───── DATA FOR THE TASK
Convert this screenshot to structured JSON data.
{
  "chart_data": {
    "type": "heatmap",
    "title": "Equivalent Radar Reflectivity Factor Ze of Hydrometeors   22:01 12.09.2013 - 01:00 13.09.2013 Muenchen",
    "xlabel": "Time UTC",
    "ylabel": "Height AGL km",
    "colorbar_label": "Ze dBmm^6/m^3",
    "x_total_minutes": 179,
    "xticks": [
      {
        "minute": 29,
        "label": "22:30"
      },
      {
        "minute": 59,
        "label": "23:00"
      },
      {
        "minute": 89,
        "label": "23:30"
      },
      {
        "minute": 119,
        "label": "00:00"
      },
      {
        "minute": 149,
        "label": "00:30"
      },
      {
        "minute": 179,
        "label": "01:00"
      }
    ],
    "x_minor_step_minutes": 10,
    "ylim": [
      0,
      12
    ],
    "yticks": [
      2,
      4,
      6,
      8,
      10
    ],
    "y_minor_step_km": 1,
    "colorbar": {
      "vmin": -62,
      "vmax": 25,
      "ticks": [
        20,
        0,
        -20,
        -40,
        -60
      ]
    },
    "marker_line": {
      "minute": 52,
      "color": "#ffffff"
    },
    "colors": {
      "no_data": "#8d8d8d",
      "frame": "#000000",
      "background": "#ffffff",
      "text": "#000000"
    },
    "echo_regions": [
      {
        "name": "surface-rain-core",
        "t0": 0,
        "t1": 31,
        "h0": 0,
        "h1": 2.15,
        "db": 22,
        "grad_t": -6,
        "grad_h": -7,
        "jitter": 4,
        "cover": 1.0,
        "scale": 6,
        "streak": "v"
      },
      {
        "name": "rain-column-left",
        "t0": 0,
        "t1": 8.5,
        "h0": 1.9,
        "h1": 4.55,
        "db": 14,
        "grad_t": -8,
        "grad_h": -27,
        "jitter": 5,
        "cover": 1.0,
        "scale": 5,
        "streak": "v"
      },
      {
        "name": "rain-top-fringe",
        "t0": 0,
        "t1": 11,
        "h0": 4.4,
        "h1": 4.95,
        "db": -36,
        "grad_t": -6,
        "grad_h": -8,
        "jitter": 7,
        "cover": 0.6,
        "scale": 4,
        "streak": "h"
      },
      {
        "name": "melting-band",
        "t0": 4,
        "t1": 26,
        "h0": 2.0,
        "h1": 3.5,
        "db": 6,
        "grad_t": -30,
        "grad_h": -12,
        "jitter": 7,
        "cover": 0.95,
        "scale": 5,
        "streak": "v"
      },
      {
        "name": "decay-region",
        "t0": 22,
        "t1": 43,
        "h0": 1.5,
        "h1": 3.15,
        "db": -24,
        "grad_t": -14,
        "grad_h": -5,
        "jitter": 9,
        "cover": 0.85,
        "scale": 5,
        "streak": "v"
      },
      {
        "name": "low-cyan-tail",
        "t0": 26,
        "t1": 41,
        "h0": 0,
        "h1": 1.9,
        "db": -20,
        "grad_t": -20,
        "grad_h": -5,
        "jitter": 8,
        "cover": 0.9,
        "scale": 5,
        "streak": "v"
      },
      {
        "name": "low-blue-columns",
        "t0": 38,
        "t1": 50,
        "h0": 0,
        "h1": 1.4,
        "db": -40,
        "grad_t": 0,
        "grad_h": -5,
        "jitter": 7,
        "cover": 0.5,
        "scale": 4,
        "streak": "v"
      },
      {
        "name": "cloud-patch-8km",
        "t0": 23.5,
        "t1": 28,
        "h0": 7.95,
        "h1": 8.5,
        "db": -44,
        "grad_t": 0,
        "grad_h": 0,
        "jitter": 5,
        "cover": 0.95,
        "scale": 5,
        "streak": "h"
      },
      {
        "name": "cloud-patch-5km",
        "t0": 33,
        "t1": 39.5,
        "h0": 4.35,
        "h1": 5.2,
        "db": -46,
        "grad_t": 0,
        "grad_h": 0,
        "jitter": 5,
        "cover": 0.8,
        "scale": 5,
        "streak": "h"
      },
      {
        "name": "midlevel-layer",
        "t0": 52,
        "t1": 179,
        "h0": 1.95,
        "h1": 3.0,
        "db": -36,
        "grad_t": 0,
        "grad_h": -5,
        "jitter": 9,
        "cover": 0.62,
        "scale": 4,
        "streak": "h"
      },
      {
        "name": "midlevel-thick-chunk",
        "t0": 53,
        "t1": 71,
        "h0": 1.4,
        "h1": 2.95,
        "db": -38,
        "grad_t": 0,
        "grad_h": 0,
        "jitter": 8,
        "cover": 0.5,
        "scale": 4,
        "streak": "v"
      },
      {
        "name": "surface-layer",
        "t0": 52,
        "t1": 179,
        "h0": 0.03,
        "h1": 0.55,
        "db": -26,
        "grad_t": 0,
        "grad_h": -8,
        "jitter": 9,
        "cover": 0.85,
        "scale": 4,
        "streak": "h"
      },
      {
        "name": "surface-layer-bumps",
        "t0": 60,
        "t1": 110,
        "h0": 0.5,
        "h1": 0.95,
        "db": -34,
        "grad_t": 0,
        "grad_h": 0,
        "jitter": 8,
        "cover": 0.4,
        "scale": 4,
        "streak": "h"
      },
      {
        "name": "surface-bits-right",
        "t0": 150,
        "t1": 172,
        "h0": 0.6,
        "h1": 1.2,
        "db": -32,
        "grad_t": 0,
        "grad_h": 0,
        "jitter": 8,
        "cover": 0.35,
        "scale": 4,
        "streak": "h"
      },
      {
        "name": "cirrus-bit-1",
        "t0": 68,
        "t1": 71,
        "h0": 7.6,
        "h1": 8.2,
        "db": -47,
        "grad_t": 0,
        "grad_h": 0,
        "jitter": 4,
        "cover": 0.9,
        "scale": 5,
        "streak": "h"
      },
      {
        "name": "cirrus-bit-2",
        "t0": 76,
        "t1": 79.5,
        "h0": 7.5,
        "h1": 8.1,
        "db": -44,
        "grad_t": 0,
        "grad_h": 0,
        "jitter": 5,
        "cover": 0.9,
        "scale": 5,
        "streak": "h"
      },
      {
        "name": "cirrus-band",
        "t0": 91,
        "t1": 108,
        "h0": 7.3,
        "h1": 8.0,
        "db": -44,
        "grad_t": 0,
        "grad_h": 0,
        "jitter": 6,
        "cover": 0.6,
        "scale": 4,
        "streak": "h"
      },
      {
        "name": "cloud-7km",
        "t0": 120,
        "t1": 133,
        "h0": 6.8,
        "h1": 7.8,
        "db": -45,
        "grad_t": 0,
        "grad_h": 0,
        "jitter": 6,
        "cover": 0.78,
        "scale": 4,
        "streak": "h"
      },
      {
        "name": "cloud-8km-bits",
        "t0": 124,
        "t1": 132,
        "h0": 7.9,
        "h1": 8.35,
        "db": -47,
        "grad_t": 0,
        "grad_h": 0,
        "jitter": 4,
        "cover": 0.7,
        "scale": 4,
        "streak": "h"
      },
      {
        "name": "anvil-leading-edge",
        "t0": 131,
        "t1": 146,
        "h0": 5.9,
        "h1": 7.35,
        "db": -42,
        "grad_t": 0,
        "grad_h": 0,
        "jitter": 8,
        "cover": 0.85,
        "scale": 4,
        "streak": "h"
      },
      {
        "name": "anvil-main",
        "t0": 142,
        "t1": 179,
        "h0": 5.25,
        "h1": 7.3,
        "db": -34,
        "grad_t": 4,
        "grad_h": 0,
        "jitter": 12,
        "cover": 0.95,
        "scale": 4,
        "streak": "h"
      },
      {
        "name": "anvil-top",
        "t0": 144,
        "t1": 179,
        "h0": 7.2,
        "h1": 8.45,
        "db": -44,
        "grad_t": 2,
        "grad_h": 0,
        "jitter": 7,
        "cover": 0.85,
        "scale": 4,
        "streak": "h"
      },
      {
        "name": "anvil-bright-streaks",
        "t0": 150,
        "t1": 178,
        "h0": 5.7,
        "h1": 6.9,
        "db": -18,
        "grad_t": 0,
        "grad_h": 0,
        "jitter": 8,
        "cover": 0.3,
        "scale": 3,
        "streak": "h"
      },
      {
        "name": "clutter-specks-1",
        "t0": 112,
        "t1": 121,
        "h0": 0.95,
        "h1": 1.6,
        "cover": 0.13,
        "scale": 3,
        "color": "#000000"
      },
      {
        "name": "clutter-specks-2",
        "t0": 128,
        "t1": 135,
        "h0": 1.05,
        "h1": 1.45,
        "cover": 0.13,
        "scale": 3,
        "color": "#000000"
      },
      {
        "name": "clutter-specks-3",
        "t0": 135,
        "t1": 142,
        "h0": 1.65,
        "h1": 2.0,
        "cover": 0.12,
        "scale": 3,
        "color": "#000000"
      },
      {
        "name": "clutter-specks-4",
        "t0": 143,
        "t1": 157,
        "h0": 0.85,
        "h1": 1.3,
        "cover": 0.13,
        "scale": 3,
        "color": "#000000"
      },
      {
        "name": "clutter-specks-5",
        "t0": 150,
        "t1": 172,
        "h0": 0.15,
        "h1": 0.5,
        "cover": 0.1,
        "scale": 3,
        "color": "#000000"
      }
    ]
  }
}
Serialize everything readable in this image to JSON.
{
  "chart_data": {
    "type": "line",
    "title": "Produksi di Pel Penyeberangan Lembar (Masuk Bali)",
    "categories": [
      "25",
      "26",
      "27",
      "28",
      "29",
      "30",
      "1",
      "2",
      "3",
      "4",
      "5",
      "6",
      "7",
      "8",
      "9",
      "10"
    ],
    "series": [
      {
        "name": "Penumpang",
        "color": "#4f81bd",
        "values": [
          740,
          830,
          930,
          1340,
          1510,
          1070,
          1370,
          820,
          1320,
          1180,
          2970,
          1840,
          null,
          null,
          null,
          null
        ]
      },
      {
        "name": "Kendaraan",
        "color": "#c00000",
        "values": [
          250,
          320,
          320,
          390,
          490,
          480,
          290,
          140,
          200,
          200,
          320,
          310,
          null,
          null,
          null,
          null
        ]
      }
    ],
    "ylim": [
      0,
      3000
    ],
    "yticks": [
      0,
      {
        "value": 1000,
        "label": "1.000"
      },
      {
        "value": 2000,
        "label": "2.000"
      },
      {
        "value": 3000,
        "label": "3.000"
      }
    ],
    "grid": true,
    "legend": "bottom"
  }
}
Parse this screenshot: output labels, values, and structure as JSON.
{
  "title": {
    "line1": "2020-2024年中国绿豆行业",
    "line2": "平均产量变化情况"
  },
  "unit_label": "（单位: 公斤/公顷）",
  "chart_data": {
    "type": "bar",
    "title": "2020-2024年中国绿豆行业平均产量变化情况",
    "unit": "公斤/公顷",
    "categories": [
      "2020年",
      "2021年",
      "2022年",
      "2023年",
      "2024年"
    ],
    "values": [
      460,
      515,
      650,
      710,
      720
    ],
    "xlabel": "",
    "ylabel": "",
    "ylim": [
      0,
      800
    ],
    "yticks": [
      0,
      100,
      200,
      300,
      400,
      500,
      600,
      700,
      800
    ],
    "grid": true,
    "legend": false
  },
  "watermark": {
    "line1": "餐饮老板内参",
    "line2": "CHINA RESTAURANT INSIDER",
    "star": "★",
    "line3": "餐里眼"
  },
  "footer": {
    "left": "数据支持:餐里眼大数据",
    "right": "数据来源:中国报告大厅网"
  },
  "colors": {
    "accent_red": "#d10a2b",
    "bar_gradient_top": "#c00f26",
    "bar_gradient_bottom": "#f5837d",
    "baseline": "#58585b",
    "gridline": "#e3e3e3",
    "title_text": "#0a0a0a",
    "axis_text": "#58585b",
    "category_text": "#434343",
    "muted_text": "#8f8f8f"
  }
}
──────────
(STATED TASK) From the entries above, collect every line with the string "specks" in it.

(TASK OUTPUT)
        "name": "clutter-specks-1",
        "name": "clutter-specks-2",
        "name": "clutter-specks-3",
        "name": "clutter-specks-4",
        "name": "clutter-specks-5",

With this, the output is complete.